Saved entries.

'''

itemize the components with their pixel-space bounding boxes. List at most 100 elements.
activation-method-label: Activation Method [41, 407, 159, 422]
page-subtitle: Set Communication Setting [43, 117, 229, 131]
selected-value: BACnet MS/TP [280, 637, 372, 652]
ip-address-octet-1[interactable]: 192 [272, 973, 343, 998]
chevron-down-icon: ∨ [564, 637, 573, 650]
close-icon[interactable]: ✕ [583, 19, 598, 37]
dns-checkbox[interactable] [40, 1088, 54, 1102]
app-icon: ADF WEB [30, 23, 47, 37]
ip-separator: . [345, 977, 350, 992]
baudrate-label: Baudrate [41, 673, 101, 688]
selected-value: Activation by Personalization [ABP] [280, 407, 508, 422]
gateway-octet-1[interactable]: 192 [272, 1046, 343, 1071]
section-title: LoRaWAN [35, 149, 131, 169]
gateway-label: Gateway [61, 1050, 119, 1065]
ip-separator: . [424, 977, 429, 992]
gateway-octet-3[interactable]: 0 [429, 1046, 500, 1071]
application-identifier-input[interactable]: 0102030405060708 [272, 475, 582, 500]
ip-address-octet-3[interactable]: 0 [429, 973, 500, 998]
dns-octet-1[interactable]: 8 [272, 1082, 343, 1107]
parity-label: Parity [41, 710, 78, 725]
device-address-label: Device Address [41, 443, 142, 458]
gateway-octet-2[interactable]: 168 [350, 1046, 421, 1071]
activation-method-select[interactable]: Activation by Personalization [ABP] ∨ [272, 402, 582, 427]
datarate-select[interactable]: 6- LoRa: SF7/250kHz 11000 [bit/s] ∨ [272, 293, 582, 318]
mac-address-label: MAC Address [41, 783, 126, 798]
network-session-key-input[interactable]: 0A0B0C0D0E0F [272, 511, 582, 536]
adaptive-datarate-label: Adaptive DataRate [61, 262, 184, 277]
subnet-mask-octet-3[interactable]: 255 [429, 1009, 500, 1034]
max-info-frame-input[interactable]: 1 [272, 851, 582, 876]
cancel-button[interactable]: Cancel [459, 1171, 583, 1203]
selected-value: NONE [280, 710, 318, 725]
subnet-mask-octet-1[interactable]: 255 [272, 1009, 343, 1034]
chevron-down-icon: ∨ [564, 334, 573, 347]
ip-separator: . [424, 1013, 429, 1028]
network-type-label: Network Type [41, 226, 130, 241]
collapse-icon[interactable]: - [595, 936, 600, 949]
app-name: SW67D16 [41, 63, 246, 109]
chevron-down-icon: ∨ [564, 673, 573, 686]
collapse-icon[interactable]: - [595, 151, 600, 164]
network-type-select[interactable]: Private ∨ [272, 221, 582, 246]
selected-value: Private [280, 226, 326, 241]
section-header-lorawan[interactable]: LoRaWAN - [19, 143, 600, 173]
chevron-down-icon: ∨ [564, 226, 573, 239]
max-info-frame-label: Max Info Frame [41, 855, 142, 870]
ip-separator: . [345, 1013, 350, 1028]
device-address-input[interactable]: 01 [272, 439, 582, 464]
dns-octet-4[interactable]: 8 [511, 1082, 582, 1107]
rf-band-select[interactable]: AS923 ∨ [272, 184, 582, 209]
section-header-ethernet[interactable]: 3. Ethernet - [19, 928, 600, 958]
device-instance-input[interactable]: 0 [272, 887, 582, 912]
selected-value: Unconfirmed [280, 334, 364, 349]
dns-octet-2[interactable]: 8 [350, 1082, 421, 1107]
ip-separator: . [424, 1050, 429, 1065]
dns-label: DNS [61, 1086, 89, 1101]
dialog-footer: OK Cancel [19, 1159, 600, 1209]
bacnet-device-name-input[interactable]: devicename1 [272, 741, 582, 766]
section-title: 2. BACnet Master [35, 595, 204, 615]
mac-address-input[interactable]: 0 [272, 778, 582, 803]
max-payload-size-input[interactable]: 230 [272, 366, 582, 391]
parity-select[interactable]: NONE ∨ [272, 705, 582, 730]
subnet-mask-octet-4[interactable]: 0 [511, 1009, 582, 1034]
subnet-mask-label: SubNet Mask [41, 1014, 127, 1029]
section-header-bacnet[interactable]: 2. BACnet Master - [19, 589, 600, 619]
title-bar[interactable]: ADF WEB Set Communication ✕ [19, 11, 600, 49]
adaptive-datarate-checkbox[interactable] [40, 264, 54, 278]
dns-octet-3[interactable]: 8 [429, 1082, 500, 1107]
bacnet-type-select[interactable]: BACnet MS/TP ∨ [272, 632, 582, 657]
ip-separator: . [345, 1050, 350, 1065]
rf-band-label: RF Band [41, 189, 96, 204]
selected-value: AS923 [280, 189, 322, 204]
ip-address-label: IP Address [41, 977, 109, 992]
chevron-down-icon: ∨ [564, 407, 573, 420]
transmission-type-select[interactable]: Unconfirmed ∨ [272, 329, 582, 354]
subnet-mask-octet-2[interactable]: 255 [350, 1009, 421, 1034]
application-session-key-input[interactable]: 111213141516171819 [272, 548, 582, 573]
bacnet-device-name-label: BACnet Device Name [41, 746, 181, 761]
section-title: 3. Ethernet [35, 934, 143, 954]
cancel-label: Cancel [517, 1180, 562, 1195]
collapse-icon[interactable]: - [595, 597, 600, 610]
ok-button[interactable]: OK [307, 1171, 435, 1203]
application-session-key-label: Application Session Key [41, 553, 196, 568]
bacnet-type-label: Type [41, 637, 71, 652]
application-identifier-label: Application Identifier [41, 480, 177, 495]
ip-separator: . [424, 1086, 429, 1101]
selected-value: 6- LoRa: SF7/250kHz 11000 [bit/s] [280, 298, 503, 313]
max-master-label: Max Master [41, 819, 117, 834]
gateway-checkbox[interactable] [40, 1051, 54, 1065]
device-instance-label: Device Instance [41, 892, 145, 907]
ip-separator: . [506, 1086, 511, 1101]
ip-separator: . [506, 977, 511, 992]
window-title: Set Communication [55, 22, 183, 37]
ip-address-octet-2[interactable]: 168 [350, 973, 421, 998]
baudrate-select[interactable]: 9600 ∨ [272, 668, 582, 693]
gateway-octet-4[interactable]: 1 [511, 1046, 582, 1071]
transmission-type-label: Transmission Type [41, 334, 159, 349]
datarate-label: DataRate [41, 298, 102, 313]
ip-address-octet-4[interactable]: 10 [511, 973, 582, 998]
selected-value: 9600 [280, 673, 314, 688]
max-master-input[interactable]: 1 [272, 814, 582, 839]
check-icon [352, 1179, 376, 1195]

'''

WHAT IS REQUIRED.
Copy the lines of the saved entries from the first one through the line containing "selected-value: BACnet MS/TP", including both ends.

RESULT.
itemize the components with their pixel-space bounding boxes. List at most 100 elements.
activation-method-label: Activation Method [41, 407, 159, 422]
page-subtitle: Set Communication Setting [43, 117, 229, 131]
selected-value: BACnet MS/TP [280, 637, 372, 652]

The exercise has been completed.